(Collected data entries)

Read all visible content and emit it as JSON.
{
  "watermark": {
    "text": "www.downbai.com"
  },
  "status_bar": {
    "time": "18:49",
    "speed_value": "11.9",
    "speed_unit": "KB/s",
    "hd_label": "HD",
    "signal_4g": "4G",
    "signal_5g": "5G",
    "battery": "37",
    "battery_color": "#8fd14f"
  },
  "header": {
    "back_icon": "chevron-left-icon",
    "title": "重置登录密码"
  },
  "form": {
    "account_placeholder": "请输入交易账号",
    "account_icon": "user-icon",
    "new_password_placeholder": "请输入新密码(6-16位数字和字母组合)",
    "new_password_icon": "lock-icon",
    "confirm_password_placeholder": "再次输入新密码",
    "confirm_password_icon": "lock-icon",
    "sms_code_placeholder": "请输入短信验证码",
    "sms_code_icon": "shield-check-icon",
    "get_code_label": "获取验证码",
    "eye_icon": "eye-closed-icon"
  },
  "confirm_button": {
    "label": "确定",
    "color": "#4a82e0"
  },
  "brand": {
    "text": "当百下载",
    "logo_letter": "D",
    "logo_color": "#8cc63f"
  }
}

WHAT IS NEEDED
Extract the listing in its entirety, matching it exactly.

RESPONSE BELOW
Read all visible content and emit it as JSON.
{
  "watermark": {
    "text": "www.downbai.com"
  },
  "status_bar": {
    "time": "18:49",
    "speed_value": "11.9",
    "speed_unit": "KB/s",
    "hd_label": "HD",
    "signal_4g": "4G",
    "signal_5g": "5G",
    "battery": "37",
    "battery_color": "#8fd14f"
  },
  "header": {
    "back_icon": "chevron-left-icon",
    "title": "重置登录密码"
  },
  "form": {
    "account_placeholder": "请输入交易账号",
    "account_icon": "user-icon",
    "new_password_placeholder": "请输入新密码(6-16位数字和字母组合)",
    "new_password_icon": "lock-icon",
    "confirm_password_placeholder": "再次输入新密码",
    "confirm_password_icon": "lock-icon",
    "sms_code_placeholder": "请输入短信验证码",
    "sms_code_icon": "shield-check-icon",
    "get_code_label": "获取验证码",
    "eye_icon": "eye-closed-icon"
  },
  "confirm_button": {
    "label": "确定",
    "color": "#4a82e0"
  },
  "brand": {
    "text": "当百下载",
    "logo_letter": "D",
    "logo_color": "#8cc63f"
  }
}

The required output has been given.